Provided passage —
(begin)
Re: WIP: index support for regexp search

From: Alexander Korotkov <aekorotkov(at)gmail(dot)com>
To: Heikki Linnakangas <hlinnakangas(at)vmware(dot)com>
Cc: Tom Lane <tgl(at)sss(dot)pgh(dot)pa(dot)us>, Tomas Vondra <tv(at)fuzzy(dot)cz>, Erik Rijkers <er(at)xs4all(dot)nl>, pgsql-hackers(at)postgresql(dot)org, pavel(dot)stehule(at)gmail(dot)com
Subject: Re: WIP: index support for regexp search
Date: 2012-12-16 21:25:06
Message-ID: CAPpHfdsi5jUP_fHhfhtPt4VGagT+oSRnwxbpeb7tFLPj+ew_1Q@mail.gmail.com
Views: Raw Message | Whole Thread | Download mbox | Resend email
Thread:
Lists: pgsql-hackers

On Fri, Dec 14, 2012 at 1:34 AM, Alexander Korotkov <aekorotkov(at)gmail(dot)com>wrote:

> On Mon, Dec 3, 2012 at 4:31 PM, Alexander Korotkov <aekorotkov(at)gmail(dot)com>wrote:
>
>> Actually, I generally dislike path matrix for same reasons. But:
>> 1) Output graphs could contain trigrams which are completely useless for
>> search. For example, for regex /(abcdefgh)*ijk/ we need only "ijk" trigram
>> while graph would contain much more.Path matrix is a method to get rid of
>> all of them.
(end)
Written problem 1 — Based on the message about index support for regexp search, explain why the path matrix is used even though it is disliked.
Written problem 2 — In the regexp index support message, which trigram is the only one needed for the regex /(abcdefgh)*ijk/?
Written problem 3 — Continue the mailing list message about index support for regexp search from the point where it stops.

Dataset —
(begin)
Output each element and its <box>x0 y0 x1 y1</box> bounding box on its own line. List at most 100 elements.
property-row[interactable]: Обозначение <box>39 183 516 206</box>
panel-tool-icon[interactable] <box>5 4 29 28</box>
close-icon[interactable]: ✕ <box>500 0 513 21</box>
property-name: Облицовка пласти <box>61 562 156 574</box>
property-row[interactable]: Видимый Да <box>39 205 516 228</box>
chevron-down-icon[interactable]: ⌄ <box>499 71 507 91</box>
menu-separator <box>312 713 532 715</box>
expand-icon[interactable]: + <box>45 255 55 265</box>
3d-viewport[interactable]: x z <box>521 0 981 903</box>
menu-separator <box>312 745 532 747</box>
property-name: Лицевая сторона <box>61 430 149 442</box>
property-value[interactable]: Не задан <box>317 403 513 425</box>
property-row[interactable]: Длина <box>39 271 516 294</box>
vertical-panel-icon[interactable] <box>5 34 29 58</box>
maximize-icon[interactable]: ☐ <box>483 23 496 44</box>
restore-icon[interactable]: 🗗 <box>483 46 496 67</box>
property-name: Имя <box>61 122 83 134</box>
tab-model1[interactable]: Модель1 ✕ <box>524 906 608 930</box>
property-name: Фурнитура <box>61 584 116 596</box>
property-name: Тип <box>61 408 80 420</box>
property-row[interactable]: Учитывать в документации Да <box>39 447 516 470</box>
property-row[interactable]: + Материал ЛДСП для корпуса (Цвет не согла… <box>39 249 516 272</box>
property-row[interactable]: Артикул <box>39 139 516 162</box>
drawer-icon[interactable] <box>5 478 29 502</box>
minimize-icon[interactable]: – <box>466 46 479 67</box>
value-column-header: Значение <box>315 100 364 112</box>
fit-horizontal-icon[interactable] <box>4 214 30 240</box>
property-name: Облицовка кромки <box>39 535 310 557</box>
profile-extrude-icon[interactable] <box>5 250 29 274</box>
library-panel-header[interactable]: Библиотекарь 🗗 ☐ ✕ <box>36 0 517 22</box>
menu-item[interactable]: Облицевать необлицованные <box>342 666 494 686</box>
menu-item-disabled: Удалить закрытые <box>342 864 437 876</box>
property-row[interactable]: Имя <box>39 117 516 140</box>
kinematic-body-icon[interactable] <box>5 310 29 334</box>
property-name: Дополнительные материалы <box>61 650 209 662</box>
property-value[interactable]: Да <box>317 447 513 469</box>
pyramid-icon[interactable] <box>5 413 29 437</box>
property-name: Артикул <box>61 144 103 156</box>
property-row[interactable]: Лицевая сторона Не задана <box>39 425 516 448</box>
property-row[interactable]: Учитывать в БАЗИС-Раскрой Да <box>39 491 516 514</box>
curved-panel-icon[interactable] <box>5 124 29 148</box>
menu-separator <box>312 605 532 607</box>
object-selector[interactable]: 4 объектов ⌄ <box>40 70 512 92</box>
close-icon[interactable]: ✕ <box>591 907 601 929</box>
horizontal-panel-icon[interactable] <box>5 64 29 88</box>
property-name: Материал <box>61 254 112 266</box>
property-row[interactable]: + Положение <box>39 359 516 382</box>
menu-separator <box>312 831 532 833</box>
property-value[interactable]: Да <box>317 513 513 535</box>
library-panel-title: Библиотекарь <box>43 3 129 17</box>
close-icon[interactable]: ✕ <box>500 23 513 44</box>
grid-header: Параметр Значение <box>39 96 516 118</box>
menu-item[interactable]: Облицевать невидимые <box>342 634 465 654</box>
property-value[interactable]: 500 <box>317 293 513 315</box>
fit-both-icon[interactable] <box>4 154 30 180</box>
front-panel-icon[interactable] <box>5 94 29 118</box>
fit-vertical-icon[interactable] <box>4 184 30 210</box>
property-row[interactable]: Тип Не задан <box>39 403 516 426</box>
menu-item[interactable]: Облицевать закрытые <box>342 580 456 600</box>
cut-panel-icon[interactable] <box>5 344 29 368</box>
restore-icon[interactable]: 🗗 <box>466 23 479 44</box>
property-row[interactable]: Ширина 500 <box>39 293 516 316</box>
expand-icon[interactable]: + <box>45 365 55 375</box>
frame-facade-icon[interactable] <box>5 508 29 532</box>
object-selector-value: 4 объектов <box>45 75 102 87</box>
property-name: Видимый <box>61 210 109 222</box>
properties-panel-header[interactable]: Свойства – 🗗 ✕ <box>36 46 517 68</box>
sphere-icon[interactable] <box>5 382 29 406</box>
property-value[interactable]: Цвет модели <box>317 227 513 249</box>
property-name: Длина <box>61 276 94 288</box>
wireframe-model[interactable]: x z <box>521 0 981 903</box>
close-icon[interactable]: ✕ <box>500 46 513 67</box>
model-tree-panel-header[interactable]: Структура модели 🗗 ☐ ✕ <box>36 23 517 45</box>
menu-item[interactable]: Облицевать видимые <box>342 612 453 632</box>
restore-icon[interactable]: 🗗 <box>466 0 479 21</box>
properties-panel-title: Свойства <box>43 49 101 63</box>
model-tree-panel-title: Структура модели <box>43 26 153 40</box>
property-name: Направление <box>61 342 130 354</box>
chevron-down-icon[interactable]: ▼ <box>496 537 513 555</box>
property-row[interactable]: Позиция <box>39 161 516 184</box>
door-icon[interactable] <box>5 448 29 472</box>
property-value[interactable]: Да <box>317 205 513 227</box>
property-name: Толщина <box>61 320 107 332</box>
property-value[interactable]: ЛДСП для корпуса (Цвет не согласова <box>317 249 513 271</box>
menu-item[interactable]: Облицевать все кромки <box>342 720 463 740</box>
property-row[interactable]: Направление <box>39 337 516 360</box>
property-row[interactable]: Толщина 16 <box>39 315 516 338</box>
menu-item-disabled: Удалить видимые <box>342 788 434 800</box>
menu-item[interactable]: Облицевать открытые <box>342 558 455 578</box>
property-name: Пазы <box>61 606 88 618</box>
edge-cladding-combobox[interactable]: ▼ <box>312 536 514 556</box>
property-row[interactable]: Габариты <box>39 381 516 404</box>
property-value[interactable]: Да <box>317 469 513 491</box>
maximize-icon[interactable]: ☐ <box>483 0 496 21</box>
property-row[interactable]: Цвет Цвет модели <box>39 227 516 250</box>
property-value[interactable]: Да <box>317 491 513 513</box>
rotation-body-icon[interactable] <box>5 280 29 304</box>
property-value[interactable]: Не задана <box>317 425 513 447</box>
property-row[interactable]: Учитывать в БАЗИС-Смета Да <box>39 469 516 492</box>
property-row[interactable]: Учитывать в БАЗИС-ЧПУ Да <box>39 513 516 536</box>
(end)
Exercise answer 1 — The output graphs can contain trigrams that are completely useless for search, and the path matrix is a way to get rid of all of them. For example, the regex /(abcdefgh)*ijk/ needs only the "ijk" trigram, yet the graph would contain many more.

Exercise answer 2 — The "ijk" trigram.

Exercise answer 3 —
>> 2) If we use color trigrams then we need some criteria for which color
>> trigrams to expand into trigrams. Simultaneously, we shouldn't allow path
>> from initial state to the final by unexpanded trigrams. It seems much
>> harder to do with graph than with matrix.
>>
>
> Now, I have an idea about doing some not comprehensive but simple and fast
> simplification of graph. I'm doing experiments now. In case of success we
> could get rid of path matrix.
>

Attached patch have following changes:
1) Postphone expansion of colors. Graph are building on color trigrams.
2) Selective expansion of color trigrams into simple trigrams. All
non-expanded color trigrams are removed. Such removal leads to union of all
states pairs connected with corresponding arcs. Surely, this must no lead
to union of initial and final states: that could do all previous work
senseless.

------
With best regards,
Alexander Korotkov.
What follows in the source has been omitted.